» **EXERCISE DESCRIPTION**:
Retype the lines below word for word, starting with the line that contains "Where are 1" and going on through the line that contains "chart-title: Sewage Pump". Leave the pictures out of your answer.

» **GIVEN ENTRIES**:
§ §

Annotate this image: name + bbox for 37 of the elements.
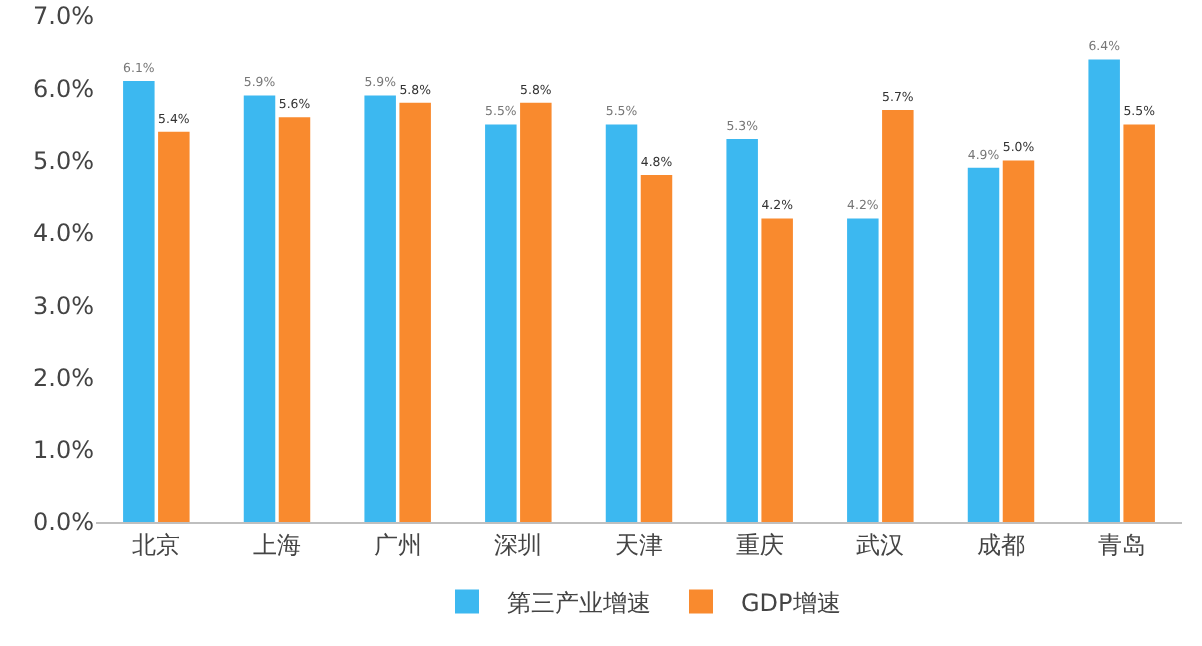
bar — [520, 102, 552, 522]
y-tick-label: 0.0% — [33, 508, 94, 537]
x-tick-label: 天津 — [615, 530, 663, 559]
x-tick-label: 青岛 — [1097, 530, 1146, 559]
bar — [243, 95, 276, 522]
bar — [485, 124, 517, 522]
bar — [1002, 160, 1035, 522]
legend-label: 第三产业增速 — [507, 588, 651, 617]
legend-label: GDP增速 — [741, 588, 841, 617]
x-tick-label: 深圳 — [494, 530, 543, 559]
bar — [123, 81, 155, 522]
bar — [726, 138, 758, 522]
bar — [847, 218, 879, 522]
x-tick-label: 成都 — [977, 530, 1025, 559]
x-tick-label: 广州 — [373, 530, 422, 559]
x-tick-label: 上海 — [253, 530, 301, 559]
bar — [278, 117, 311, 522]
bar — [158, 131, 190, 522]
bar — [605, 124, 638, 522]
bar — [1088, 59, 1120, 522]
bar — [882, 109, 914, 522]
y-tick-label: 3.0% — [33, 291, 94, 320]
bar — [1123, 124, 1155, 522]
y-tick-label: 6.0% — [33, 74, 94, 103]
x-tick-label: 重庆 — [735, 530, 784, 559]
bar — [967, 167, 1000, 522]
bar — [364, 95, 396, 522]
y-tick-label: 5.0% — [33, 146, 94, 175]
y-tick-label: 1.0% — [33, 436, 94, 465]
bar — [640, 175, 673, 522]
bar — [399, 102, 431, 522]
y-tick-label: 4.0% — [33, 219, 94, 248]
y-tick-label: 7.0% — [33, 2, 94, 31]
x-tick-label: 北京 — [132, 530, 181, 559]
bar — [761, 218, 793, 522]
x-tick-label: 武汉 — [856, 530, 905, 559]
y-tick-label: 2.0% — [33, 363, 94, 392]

§ §

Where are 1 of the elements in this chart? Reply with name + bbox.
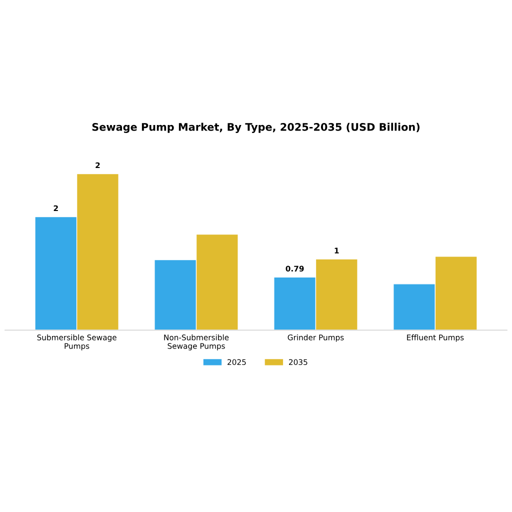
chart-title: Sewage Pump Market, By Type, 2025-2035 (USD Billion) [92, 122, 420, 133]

§ §

» **EXPECTED OUTPUT**:
Where are 1 of the elements in this chart? Reply with name + bbox.
chart-title: Sewage Pump Market, By Type, 2025-2035 (USD Billion) [92, 122, 420, 133]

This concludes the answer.